- _JOB_:
Look through the listing and locate every line containing the word "Anomaly"; copy those lines.

━━━━━━━━━━━━━━━━━━━━

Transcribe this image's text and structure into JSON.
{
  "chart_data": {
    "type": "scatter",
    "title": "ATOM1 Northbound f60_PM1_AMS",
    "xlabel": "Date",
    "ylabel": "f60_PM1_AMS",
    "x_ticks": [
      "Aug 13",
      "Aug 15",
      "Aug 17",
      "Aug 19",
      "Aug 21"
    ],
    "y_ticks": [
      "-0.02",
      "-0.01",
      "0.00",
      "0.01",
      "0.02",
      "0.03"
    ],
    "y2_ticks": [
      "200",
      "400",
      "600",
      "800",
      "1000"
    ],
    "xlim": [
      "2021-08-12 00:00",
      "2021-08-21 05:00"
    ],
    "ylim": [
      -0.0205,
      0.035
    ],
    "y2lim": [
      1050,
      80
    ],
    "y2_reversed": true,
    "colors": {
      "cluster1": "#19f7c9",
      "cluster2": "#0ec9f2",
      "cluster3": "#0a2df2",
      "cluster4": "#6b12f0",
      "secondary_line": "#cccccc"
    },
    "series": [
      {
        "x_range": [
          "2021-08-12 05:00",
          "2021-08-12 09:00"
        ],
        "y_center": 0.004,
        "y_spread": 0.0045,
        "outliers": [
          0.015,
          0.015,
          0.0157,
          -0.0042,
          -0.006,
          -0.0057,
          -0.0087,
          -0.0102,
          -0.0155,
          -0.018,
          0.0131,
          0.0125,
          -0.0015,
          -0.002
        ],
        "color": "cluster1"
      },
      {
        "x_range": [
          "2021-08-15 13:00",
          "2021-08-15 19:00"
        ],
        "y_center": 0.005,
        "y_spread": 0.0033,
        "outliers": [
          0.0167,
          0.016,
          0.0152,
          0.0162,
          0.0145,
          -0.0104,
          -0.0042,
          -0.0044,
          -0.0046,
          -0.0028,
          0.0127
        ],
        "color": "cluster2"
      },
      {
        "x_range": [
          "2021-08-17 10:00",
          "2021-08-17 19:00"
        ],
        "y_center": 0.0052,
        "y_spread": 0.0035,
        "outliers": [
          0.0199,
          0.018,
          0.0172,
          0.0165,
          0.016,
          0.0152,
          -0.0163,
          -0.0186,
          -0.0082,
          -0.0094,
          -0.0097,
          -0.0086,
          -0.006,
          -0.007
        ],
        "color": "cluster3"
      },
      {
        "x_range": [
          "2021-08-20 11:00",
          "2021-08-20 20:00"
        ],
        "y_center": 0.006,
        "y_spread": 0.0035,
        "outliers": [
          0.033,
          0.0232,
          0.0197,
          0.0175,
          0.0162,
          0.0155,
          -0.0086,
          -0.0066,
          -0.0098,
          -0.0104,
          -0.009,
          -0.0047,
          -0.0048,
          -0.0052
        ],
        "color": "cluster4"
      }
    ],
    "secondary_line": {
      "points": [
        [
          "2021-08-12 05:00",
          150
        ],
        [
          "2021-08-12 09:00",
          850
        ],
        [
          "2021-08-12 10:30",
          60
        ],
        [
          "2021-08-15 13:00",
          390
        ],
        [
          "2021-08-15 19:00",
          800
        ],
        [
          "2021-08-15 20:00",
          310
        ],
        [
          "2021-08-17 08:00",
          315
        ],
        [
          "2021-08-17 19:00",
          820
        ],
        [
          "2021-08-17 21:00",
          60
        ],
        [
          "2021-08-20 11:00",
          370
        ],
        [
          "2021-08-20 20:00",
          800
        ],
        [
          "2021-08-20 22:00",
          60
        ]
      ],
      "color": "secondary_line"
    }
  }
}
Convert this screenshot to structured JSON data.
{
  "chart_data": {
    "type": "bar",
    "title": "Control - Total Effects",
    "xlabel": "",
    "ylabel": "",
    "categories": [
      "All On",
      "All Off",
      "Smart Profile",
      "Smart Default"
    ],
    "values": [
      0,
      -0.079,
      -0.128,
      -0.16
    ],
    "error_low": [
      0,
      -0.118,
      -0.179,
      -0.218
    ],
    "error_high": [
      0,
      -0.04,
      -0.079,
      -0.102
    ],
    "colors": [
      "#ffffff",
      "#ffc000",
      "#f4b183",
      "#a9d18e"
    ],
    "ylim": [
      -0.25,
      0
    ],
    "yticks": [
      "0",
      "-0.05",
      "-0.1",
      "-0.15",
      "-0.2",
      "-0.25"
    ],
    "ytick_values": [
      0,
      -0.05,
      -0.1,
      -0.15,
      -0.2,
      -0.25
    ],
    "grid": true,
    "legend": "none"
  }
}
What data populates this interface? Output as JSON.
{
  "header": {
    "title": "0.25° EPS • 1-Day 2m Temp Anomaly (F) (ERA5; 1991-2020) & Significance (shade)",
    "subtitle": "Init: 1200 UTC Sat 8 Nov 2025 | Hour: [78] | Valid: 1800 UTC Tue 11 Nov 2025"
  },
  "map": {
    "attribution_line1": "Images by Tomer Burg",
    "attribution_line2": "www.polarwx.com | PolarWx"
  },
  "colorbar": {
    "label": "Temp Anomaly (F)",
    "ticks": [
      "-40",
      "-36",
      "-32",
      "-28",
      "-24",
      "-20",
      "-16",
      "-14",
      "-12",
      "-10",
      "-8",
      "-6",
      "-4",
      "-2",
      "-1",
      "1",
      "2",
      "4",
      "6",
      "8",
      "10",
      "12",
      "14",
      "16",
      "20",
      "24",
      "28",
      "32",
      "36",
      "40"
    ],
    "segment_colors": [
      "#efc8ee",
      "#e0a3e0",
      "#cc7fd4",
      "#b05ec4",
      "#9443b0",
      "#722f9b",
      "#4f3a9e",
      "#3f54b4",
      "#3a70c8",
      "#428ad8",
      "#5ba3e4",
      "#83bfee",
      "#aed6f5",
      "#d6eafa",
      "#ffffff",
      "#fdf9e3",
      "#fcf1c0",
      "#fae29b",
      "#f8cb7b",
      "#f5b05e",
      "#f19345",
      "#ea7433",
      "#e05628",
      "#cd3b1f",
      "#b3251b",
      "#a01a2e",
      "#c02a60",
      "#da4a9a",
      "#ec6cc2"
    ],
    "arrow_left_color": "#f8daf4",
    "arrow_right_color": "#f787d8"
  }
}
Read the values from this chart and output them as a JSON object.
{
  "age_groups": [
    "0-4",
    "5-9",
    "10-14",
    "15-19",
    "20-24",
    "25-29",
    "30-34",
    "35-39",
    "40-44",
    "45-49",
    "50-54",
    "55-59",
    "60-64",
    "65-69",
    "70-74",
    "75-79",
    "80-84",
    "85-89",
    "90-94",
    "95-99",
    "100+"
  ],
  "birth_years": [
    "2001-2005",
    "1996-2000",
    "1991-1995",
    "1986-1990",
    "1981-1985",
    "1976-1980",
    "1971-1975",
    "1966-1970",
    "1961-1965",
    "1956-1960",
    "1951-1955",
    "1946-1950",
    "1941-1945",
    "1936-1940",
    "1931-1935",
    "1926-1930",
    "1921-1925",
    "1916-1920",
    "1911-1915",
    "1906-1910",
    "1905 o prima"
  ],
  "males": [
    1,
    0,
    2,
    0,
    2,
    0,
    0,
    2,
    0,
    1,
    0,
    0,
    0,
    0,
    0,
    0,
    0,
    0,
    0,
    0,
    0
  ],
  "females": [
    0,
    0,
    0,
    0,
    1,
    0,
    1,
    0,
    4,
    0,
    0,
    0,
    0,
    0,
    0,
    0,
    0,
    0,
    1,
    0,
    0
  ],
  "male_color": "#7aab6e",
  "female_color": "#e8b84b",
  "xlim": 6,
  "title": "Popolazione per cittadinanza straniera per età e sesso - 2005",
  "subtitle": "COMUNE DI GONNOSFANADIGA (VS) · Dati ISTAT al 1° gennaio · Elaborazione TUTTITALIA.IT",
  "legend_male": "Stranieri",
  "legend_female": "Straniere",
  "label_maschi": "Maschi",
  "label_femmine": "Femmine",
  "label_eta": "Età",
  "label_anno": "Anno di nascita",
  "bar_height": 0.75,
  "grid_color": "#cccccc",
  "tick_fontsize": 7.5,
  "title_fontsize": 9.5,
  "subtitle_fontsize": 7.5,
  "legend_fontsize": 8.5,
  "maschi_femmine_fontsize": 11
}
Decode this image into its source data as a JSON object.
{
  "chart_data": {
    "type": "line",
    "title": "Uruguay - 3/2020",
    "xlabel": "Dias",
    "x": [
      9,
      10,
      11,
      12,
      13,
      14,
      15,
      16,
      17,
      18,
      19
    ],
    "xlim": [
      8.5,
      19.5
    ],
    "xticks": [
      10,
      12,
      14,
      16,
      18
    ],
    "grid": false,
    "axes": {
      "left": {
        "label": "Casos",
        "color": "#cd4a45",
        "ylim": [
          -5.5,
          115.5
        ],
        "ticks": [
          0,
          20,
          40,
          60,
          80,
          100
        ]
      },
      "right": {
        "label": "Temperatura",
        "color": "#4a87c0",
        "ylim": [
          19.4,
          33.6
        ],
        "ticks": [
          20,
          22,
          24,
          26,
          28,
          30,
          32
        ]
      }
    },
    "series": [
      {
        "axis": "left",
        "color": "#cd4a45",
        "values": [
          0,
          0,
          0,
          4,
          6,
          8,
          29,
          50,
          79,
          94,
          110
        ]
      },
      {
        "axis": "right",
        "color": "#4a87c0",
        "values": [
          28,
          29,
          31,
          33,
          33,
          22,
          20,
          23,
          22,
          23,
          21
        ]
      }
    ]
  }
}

━━━━━━━━━━━━━━━━━━━━

- _OUTPUT OF THE EXERCISE_:
    "title": "0.25° EPS • 1-Day 2m Temp Anomaly (F) (ERA5; 1991-2020) & Significance (shade)",
    "label": "Temp Anomaly (F)",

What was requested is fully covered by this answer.